▶ **Problem to solve**
Can you copy word for word the part of the text on Themistocles and the Athenian harbor that opens with the words containing "The period that" and closes with "docks of Peiræus."?

▶ **Text segment**
The period that elapsed between the first and second invasion by the Persians was fraught with too much anxiety to admit of beautifying the city: all that could be done was to supply at least one tenable outwork, and that some miles distant from Athens itself. It was the wisdom of Themistocles to discern that the very existence of his country, if it were not to become a Persian satrapy, depended on ships and not on walls. To insure the security and efficiency of the fleet, a fortified harbour was indispensable. The mud-built or wooden cottages, the narrow and crooked streets of the capital, must be abandoned to the Mede; and such treasure as was then available be employed on the port and docks of Peiræus.

▶ **Source data**
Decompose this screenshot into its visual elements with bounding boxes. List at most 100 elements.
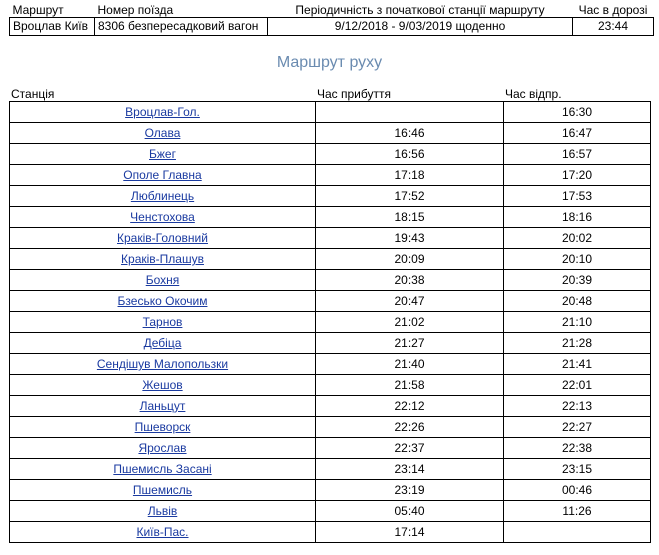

▶ **Exercise response**
The period that elapsed between the first and second invasion by the Persians was fraught with too much anxiety to admit of beautifying the city: all that could be done was to supply at least one tenable outwork, and that some miles distant from Athens itself. It was the wisdom of Themistocles to discern that the very existence of his country, if it were not to become a Persian satrapy, depended on ships and not on walls. To insure the security and efficiency of the fleet, a fortified harbour was indispensable. The mud-built or wooden cottages, the narrow and crooked streets of the capital, must be abandoned to the Mede; and such treasure as was then available be employed on the port and docks of Peiræus.